Even as labor and supply expenses soar, health insurance company takeback schemes are costing physicians and hospitals more than $1.6 billion a month, while average-size health systems were socked with 110,000 claim denials due to prior authorization and other factors last year.
These figures can be found in “Hospital double whammy: Less cash in, more cash out,” a report from Crowe LLP, a global public accounting, consulting and technology firm. The report is based on data gathered by the Crowe Revenue Cycle Analytics platform, which monitors daily patient transactions at 1,700 hospitals and 200,000 physicians to track payer behavior.
According to Crowe, payer takebacks cost the physicians and hospitals using their platform more than $1.6 billion each month and involve the retraction of previous payments.
Between July and August last year, payer takebacks averaged 1.8% of monthly debit-account receivables. That was up 29% from the 1.4% recorded during the period between January 2021 and June 2022, according to the Crowe report.
“Striking data points indicate changes in payer behaviors are driving negative revenue cycle performance,” the report says, adding that hospitals were only collecting 94% of their expected revenue within six months last summer, down from 97% in the summer of 2021.
Denials—when a claim is processed, but not paid—rose to 11% of all claims last year, up nearly 8% from 2021. That 11% rate translates into 110,000 unpaid claims for an average-sized health system, according to the report.
•••
EXERCISE AIM
Extend the article above on payer takebacks and claim denials, picking up after its final sentence.
•••
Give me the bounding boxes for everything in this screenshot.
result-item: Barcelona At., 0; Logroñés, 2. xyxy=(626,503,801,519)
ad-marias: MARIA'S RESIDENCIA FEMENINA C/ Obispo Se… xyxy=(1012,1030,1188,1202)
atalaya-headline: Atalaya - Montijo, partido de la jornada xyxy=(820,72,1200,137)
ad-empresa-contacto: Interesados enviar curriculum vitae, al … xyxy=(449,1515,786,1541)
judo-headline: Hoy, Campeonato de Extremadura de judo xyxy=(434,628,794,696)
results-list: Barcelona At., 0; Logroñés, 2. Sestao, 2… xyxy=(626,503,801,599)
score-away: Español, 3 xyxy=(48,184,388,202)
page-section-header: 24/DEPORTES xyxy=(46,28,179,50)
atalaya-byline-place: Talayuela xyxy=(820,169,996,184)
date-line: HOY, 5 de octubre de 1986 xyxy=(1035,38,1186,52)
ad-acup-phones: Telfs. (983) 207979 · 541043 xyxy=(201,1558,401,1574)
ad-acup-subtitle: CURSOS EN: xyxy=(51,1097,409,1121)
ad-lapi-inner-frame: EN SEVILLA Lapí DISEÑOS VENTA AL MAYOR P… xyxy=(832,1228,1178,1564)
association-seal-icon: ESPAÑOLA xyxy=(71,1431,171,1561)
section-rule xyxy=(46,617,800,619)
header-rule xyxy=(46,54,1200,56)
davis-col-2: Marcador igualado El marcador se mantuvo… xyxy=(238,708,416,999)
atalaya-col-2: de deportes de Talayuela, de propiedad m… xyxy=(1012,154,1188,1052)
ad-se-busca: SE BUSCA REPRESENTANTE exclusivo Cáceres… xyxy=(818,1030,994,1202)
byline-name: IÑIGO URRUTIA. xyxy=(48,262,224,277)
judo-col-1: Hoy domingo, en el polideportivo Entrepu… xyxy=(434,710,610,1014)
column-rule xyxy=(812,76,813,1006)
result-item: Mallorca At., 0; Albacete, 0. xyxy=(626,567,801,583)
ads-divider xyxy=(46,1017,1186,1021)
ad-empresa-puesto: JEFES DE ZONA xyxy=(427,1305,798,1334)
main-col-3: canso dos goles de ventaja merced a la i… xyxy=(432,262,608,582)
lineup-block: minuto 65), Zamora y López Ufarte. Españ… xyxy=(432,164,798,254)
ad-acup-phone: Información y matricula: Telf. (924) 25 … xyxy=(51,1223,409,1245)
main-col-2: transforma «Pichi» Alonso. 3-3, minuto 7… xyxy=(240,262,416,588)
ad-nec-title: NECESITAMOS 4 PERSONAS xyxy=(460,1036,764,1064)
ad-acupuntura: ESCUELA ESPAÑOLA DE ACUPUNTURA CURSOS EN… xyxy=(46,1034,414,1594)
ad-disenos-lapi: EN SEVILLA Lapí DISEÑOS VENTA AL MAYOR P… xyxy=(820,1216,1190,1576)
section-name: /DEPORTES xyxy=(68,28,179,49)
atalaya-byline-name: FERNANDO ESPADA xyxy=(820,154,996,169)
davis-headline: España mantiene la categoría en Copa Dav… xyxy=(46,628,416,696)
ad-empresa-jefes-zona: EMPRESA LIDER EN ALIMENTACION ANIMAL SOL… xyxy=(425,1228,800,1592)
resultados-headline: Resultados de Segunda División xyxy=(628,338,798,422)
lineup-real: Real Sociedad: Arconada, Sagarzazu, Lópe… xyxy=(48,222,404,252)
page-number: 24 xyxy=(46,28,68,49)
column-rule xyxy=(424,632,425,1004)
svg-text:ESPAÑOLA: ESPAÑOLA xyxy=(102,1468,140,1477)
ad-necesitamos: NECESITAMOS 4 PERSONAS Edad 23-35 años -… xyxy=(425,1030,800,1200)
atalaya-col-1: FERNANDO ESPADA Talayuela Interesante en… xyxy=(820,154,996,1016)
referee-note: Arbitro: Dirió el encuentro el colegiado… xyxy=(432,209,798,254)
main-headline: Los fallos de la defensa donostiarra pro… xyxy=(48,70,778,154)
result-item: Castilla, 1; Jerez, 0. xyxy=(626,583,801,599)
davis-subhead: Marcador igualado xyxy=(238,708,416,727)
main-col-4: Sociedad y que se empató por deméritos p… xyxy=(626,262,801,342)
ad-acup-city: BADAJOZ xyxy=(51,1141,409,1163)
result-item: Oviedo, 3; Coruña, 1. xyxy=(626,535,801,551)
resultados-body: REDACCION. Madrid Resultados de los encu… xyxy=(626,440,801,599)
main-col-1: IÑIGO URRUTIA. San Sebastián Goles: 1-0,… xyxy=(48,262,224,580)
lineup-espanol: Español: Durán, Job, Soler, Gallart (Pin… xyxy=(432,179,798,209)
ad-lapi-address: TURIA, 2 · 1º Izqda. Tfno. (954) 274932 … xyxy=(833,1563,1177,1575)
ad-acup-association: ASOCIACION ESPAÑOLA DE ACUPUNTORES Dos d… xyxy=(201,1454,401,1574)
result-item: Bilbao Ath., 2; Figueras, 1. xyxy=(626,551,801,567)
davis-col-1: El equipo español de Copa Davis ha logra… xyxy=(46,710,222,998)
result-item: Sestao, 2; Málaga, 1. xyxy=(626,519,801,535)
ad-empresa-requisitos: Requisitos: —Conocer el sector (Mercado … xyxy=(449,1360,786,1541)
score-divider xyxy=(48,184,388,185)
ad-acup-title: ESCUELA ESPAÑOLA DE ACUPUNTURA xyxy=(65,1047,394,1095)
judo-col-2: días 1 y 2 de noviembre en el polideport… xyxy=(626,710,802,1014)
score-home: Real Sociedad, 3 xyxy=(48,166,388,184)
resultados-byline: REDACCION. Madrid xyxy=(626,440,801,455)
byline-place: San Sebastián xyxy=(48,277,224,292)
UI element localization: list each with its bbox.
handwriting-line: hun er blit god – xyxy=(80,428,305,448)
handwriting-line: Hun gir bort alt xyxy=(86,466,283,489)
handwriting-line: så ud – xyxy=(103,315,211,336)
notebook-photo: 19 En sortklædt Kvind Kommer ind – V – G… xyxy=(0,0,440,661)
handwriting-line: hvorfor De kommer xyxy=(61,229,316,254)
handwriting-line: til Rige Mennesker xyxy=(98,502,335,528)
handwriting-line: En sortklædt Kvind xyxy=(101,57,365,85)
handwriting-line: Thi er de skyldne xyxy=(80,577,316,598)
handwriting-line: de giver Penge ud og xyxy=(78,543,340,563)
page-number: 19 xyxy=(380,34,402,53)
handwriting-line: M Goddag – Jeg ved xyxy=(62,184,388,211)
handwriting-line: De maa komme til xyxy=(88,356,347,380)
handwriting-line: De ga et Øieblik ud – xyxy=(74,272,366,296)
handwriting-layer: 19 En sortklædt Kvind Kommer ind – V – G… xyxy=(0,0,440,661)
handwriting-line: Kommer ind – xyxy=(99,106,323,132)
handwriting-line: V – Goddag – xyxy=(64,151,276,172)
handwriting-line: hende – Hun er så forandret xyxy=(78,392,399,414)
•••
SOLVED PROBLEM
Fixing prior authorization is a critical component of the AMA Recovery Plan for America’s Physicians.
It is overused, and existing processes present significant administrative and clinical concerns. Find out how the AMA is tackling prior authorization with research, practice resources and reform resources.
Prior authorization’s financial impact
“Prior-authorization denials on inpatient accounts are a key driver behind the dollar value of denials increasing to 2.5% of gross revenue in August 2022 from 1.5% of gross revenue in January 2021,” the report says. “That’s an increase of 67%.”
The report adds that denials imply that the care provided was not warranted and that, although denials can be appealed, the process can take months to resolve.
"Even if a medical claim isn't denied by payors, hospitals are struggling to collect expected revenue months after a service is provided," Colleen Hall, managing principal of the health care services group at Crowe, said in a news release. "Between increasing pressures and mounting expenses, including rising employee costs brought about by inflation and staffing shortages, hospitals' finances are taking a hit."
The report cites research that found the health worker shortage has forced hospitals to rely more on contract labor, leading to a 37% rise in per patient labor costs between 2019 and March 2022.
“This is the landscape that health care providers are facing in 2022—expenses greater than the rate of inflation, less cash for the services performed, and higher administrative burdens to receive payment,” the report says.
Leading charge to fix prior auth
Five years ago, health insurance representatives agreed to the measures listed in a consensus statement on improving prior authorization that was developed by the AMA, other provider groups, and insurer organizations, but few reforms have been implemented.
The AMA has successfully fought for reform at the state level and has helped get legislation passed in several states, including Georgia, Illinois, Kentucky and Michigan.
Physicians and patients can visit FixPriorAuth.org for additional information on the AMA’s efforts to reform prior authorization. The Centers for Medicare & Medicaid Services released multiple proposed regulations at the end of 2022 addressing prior-authorization reform, which the AMA is reviewing and will submit comments on.